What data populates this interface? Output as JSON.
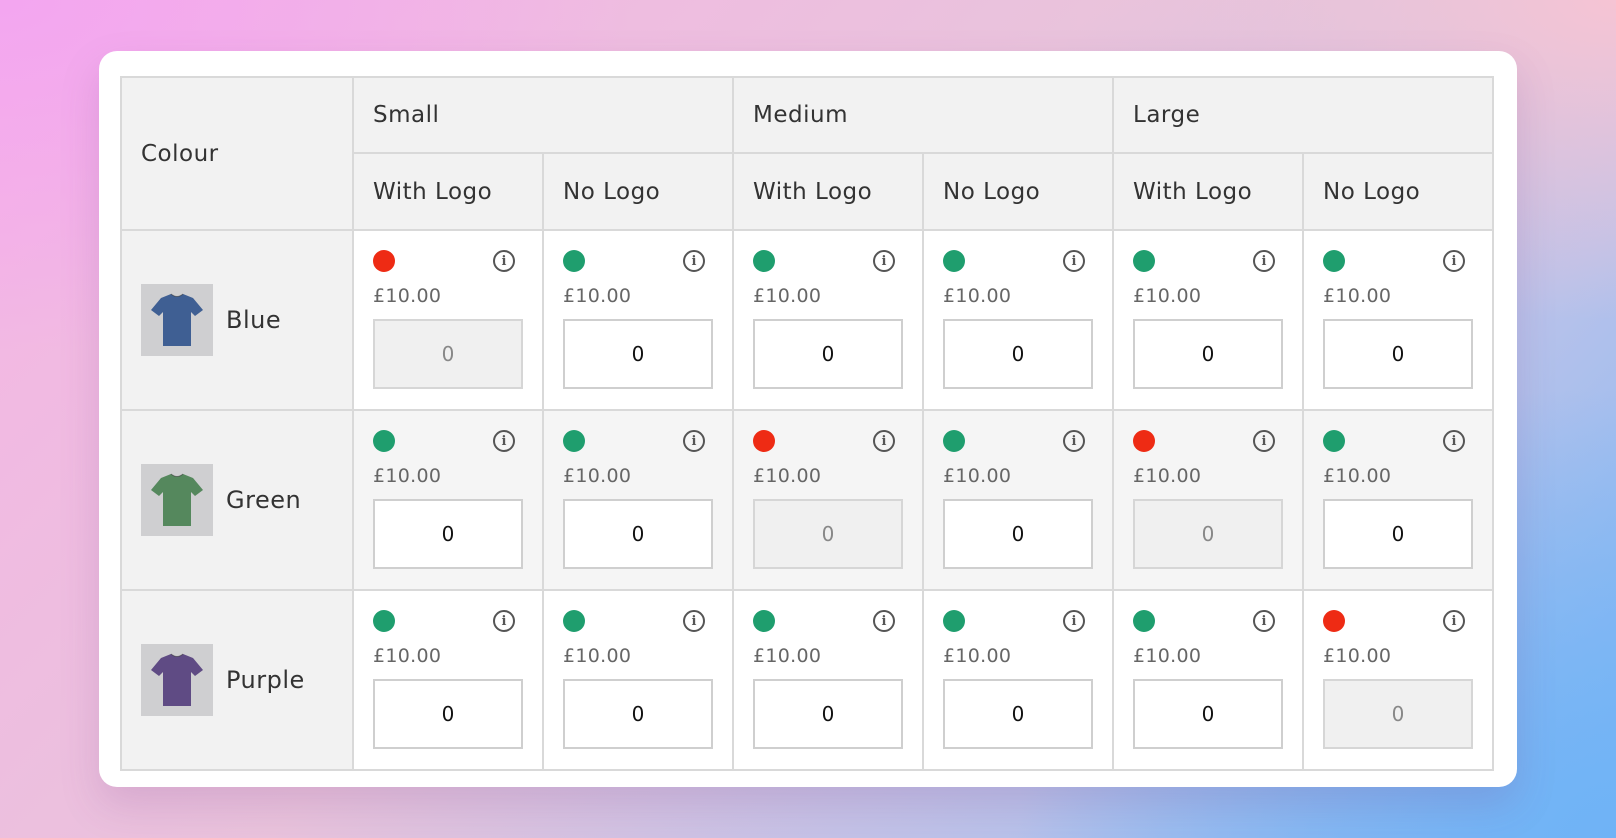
{
  "header": {
    "colour_label": "Colour",
    "sizes": [
      "Small",
      "Medium",
      "Large"
    ],
    "variants": [
      "With Logo",
      "No Logo"
    ]
  },
  "status_colors": {
    "in_stock": "#1f9e6e",
    "out_of_stock": "#ee2b14"
  },
  "rows": [
    {
      "name": "Blue",
      "shirt_color": "#3f5f93",
      "cells": [
        {
          "status": "out_of_stock",
          "price": "£10.00",
          "qty": "0",
          "disabled": true
        },
        {
          "status": "in_stock",
          "price": "£10.00",
          "qty": "0",
          "disabled": false
        },
        {
          "status": "in_stock",
          "price": "£10.00",
          "qty": "0",
          "disabled": false
        },
        {
          "status": "in_stock",
          "price": "£10.00",
          "qty": "0",
          "disabled": false
        },
        {
          "status": "in_stock",
          "price": "£10.00",
          "qty": "0",
          "disabled": false
        },
        {
          "status": "in_stock",
          "price": "£10.00",
          "qty": "0",
          "disabled": false
        }
      ]
    },
    {
      "name": "Green",
      "shirt_color": "#55885d",
      "cells": [
        {
          "status": "in_stock",
          "price": "£10.00",
          "qty": "0",
          "disabled": false
        },
        {
          "status": "in_stock",
          "price": "£10.00",
          "qty": "0",
          "disabled": false
        },
        {
          "status": "out_of_stock",
          "price": "£10.00",
          "qty": "0",
          "disabled": true
        },
        {
          "status": "in_stock",
          "price": "£10.00",
          "qty": "0",
          "disabled": false
        },
        {
          "status": "out_of_stock",
          "price": "£10.00",
          "qty": "0",
          "disabled": true
        },
        {
          "status": "in_stock",
          "price": "£10.00",
          "qty": "0",
          "disabled": false
        }
      ]
    },
    {
      "name": "Purple",
      "shirt_color": "#5f4b84",
      "cells": [
        {
          "status": "in_stock",
          "price": "£10.00",
          "qty": "0",
          "disabled": false
        },
        {
          "status": "in_stock",
          "price": "£10.00",
          "qty": "0",
          "disabled": false
        },
        {
          "status": "in_stock",
          "price": "£10.00",
          "qty": "0",
          "disabled": false
        },
        {
          "status": "in_stock",
          "price": "£10.00",
          "qty": "0",
          "disabled": false
        },
        {
          "status": "in_stock",
          "price": "£10.00",
          "qty": "0",
          "disabled": false
        },
        {
          "status": "out_of_stock",
          "price": "£10.00",
          "qty": "0",
          "disabled": true
        }
      ]
    }
  ]
}
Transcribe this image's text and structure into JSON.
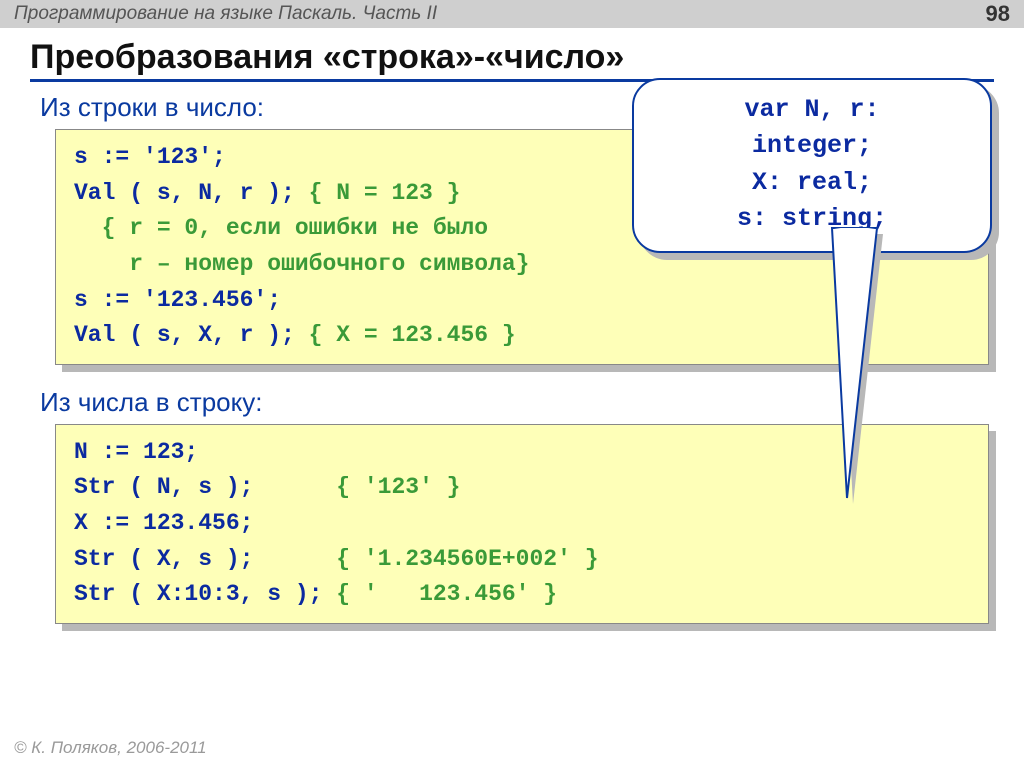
◇ ◇ ◇
### [Task statement]
Using the records given above, list every line that includes the word "JSON".

### [Completed exercise]
What data populates this interface? Output as JSON.
Transcribe this image's text and structure into JSON.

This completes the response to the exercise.